Would you transcribe all of the data exactly, down to the last character?

(Entries from a dataset)
____________
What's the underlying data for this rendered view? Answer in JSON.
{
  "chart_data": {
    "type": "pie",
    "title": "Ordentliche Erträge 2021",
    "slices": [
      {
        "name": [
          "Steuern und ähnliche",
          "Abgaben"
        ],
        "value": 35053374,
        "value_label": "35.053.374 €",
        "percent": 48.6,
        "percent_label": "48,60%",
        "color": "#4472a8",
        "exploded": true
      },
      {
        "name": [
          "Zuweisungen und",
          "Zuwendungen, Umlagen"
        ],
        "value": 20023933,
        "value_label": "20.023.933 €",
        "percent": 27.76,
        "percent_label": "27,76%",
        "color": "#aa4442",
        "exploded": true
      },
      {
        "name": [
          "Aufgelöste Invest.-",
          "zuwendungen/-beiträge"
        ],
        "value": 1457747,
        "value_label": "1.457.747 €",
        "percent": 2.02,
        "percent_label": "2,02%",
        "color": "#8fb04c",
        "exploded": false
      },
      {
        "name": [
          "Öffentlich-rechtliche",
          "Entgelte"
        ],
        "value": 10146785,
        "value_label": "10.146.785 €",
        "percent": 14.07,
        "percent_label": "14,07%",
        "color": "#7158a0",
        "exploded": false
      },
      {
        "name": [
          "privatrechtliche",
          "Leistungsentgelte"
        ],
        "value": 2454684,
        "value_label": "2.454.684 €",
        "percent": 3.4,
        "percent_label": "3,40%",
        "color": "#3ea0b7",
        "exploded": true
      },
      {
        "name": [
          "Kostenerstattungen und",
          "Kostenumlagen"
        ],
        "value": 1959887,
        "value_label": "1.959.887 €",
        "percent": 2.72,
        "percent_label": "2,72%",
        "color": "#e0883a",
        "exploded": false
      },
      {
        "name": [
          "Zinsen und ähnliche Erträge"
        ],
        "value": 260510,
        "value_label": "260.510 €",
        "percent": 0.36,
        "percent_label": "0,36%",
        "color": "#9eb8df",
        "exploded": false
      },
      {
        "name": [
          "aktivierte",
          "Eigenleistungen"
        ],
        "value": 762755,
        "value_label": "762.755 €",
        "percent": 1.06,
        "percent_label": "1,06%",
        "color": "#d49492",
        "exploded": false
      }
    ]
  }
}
____________
_The response_
What's the underlying data for this rendered view? Answer in JSON.
{
  "chart_data": {
    "type": "pie",
    "title": "Ordentliche Erträge 2021",
    "slices": [
      {
        "name": [
          "Steuern und ähnliche",
          "Abgaben"
        ],
        "value": 35053374,
        "value_label": "35.053.374 €",
        "percent": 48.6,
        "percent_label": "48,60%",
        "color": "#4472a8",
        "exploded": true
      },
      {
        "name": [
          "Zuweisungen und",
          "Zuwendungen, Umlagen"
        ],
        "value": 20023933,
        "value_label": "20.023.933 €",
        "percent": 27.76,
        "percent_label": "27,76%",
        "color": "#aa4442",
        "exploded": true
      },
      {
        "name": [
          "Aufgelöste Invest.-",
          "zuwendungen/-beiträge"
        ],
        "value": 1457747,
        "value_label": "1.457.747 €",
        "percent": 2.02,
        "percent_label": "2,02%",
        "color": "#8fb04c",
        "exploded": false
      },
      {
        "name": [
          "Öffentlich-rechtliche",
          "Entgelte"
        ],
        "value": 10146785,
        "value_label": "10.146.785 €",
        "percent": 14.07,
        "percent_label": "14,07%",
        "color": "#7158a0",
        "exploded": false
      },
      {
        "name": [
          "privatrechtliche",
          "Leistungsentgelte"
        ],
        "value": 2454684,
        "value_label": "2.454.684 €",
        "percent": 3.4,
        "percent_label": "3,40%",
        "color": "#3ea0b7",
        "exploded": true
      },
      {
        "name": [
          "Kostenerstattungen und",
          "Kostenumlagen"
        ],
        "value": 1959887,
        "value_label": "1.959.887 €",
        "percent": 2.72,
        "percent_label": "2,72%",
        "color": "#e0883a",
        "exploded": false
      },
      {
        "name": [
          "Zinsen und ähnliche Erträge"
        ],
        "value": 260510,
        "value_label": "260.510 €",
        "percent": 0.36,
        "percent_label": "0,36%",
        "color": "#9eb8df",
        "exploded": false
      },
      {
        "name": [
          "aktivierte",
          "Eigenleistungen"
        ],
        "value": 762755,
        "value_label": "762.755 €",
        "percent": 1.06,
        "percent_label": "1,06%",
        "color": "#d49492",
        "exploded": false
      }
    ]
  }
}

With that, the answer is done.